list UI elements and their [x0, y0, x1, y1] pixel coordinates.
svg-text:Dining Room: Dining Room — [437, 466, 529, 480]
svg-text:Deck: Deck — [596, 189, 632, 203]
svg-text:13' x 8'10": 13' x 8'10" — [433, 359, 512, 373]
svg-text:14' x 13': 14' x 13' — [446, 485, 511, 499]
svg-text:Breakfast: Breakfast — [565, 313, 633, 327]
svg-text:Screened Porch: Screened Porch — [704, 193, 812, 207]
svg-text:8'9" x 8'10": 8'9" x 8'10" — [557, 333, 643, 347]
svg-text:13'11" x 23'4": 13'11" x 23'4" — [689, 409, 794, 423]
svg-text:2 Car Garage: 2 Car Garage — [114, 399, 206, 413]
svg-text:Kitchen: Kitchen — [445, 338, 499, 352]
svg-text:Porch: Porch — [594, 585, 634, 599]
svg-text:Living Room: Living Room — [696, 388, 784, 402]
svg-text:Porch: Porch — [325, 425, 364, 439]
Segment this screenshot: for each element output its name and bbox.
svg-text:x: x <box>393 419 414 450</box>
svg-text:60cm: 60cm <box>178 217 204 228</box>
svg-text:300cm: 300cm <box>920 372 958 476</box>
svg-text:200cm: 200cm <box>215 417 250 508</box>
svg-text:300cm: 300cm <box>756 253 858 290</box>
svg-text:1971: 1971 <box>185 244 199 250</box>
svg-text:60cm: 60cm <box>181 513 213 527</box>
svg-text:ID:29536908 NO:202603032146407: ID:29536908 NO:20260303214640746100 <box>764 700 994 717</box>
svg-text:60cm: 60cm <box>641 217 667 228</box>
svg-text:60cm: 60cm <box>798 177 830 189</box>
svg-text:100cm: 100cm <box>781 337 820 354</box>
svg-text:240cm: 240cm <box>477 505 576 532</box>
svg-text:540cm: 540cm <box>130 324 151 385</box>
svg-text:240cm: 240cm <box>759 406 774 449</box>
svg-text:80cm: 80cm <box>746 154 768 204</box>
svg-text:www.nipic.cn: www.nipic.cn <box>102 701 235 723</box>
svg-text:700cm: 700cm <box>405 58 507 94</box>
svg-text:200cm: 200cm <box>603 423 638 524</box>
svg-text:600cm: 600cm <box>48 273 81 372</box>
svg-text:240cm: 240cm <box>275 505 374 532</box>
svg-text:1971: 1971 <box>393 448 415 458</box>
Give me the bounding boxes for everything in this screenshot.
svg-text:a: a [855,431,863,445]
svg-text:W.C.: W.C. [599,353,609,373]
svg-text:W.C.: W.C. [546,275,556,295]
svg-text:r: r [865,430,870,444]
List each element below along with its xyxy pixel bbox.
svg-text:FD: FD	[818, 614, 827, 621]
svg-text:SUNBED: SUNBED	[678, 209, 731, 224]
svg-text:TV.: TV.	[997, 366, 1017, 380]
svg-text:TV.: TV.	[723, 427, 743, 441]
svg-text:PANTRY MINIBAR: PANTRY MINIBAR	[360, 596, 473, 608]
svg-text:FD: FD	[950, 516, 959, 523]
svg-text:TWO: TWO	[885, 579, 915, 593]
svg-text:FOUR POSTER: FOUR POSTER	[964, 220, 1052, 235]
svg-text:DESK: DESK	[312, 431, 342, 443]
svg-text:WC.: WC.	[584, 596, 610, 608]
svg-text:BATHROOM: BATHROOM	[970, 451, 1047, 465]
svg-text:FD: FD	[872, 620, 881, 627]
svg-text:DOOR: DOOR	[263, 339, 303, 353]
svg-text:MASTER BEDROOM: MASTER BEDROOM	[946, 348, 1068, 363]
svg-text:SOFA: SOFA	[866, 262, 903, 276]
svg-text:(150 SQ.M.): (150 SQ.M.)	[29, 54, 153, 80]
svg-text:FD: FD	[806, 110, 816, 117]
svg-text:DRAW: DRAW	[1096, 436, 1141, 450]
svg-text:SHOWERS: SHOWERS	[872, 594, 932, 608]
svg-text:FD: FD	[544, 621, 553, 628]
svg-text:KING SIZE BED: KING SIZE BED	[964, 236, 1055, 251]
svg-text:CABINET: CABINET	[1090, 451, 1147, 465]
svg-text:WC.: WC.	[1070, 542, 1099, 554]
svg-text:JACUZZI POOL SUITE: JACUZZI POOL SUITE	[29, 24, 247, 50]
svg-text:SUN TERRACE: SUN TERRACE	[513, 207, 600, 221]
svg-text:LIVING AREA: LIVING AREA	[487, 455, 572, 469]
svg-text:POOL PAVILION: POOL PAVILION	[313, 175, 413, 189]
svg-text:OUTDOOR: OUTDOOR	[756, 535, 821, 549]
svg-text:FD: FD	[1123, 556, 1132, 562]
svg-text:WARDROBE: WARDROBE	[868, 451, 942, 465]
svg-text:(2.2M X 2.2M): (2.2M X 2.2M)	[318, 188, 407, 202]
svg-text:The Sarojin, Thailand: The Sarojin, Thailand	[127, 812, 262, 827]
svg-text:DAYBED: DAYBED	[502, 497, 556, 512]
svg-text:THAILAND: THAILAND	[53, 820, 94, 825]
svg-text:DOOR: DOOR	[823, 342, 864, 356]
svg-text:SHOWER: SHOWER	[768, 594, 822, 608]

__TASK GOAL__.
Rewrite all of the material above, putting "Veranda" wherever "Porch" appears and leaving everything else unchanged.

__TASK ANSWER__.
list UI elements and their [x0, y0, x1, y1] pixel coordinates.
svg-text:Dining Room: Dining Room — [437, 466, 529, 480]
svg-text:Deck: Deck — [596, 189, 632, 203]
svg-text:13' x 8'10": 13' x 8'10" — [433, 359, 512, 373]
svg-text:14' x 13': 14' x 13' — [446, 485, 511, 499]
svg-text:Breakfast: Breakfast — [565, 313, 633, 327]
svg-text:Screened Veranda: Screened Veranda — [704, 193, 812, 207]
svg-text:8'9" x 8'10": 8'9" x 8'10" — [557, 333, 643, 347]
svg-text:13'11" x 23'4": 13'11" x 23'4" — [689, 409, 794, 423]
svg-text:2 Car Garage: 2 Car Garage — [114, 399, 206, 413]
svg-text:Kitchen: Kitchen — [445, 338, 499, 352]
svg-text:Veranda: Veranda — [594, 585, 634, 599]
svg-text:Living Room: Living Room — [696, 388, 784, 402]
svg-text:Veranda: Veranda — [325, 425, 364, 439]
Segment this screenshot: for each element output its name and bbox.
svg-text:x: x <box>393 419 414 450</box>
svg-text:60cm: 60cm <box>178 217 204 228</box>
svg-text:300cm: 300cm <box>920 372 958 476</box>
svg-text:200cm: 200cm <box>215 417 250 508</box>
svg-text:300cm: 300cm <box>756 253 858 290</box>
svg-text:1971: 1971 <box>185 244 199 250</box>
svg-text:60cm: 60cm <box>181 513 213 527</box>
svg-text:ID:29536908 NO:202603032146407: ID:29536908 NO:20260303214640746100 <box>764 700 994 717</box>
svg-text:60cm: 60cm <box>641 217 667 228</box>
svg-text:60cm: 60cm <box>798 177 830 189</box>
svg-text:100cm: 100cm <box>781 337 820 354</box>
svg-text:240cm: 240cm <box>477 505 576 532</box>
svg-text:540cm: 540cm <box>130 324 151 385</box>
svg-text:240cm: 240cm <box>759 406 774 449</box>
svg-text:80cm: 80cm <box>746 154 768 204</box>
svg-text:www.nipic.cn: www.nipic.cn <box>102 701 235 723</box>
svg-text:700cm: 700cm <box>405 58 507 94</box>
svg-text:200cm: 200cm <box>603 423 638 524</box>
svg-text:600cm: 600cm <box>48 273 81 372</box>
svg-text:240cm: 240cm <box>275 505 374 532</box>
svg-text:1971: 1971 <box>393 448 415 458</box>
Give me the bounding boxes for everything in this screenshot.
svg-text:a: a [855,431,863,445]
svg-text:W.C.: W.C. [599,353,609,373]
svg-text:W.C.: W.C. [546,275,556,295]
svg-text:r: r [865,430,870,444]
List each element below along with its xyxy pixel bbox.
svg-text:FD: FD	[818, 614, 827, 621]
svg-text:SUNBED: SUNBED	[678, 209, 731, 224]
svg-text:TV.: TV.	[997, 366, 1017, 380]
svg-text:TV.: TV.	[723, 427, 743, 441]
svg-text:PANTRY MINIBAR: PANTRY MINIBAR	[360, 596, 473, 608]
svg-text:FD: FD	[950, 516, 959, 523]
svg-text:TWO: TWO	[885, 579, 915, 593]
svg-text:FOUR POSTER: FOUR POSTER	[964, 220, 1052, 235]
svg-text:DESK: DESK	[312, 431, 342, 443]
svg-text:WC.: WC.	[584, 596, 610, 608]
svg-text:BATHROOM: BATHROOM	[970, 451, 1047, 465]
svg-text:FD: FD	[872, 620, 881, 627]
svg-text:DOOR: DOOR	[263, 339, 303, 353]
svg-text:MASTER BEDROOM: MASTER BEDROOM	[946, 348, 1068, 363]
svg-text:SOFA: SOFA	[866, 262, 903, 276]
svg-text:(150 SQ.M.): (150 SQ.M.)	[29, 54, 153, 80]
svg-text:FD: FD	[806, 110, 816, 117]
svg-text:DRAW: DRAW	[1096, 436, 1141, 450]
svg-text:SHOWERS: SHOWERS	[872, 594, 932, 608]
svg-text:FD: FD	[544, 621, 553, 628]
svg-text:KING SIZE BED: KING SIZE BED	[964, 236, 1055, 251]
svg-text:CABINET: CABINET	[1090, 451, 1147, 465]
svg-text:WC.: WC.	[1070, 542, 1099, 554]
svg-text:JACUZZI POOL SUITE: JACUZZI POOL SUITE	[29, 24, 247, 50]
svg-text:SUN TERRACE: SUN TERRACE	[513, 207, 600, 221]
svg-text:LIVING AREA: LIVING AREA	[487, 455, 572, 469]
svg-text:POOL PAVILION: POOL PAVILION	[313, 175, 413, 189]
svg-text:OUTDOOR: OUTDOOR	[756, 535, 821, 549]
svg-text:FD: FD	[1123, 556, 1132, 562]
svg-text:WARDROBE: WARDROBE	[868, 451, 942, 465]
svg-text:(2.2M X 2.2M): (2.2M X 2.2M)	[318, 188, 407, 202]
svg-text:The Sarojin, Thailand: The Sarojin, Thailand	[127, 812, 262, 827]
svg-text:DAYBED: DAYBED	[502, 497, 556, 512]
svg-text:THAILAND: THAILAND	[53, 820, 94, 825]
svg-text:DOOR: DOOR	[823, 342, 864, 356]
svg-text:SHOWER: SHOWER	[768, 594, 822, 608]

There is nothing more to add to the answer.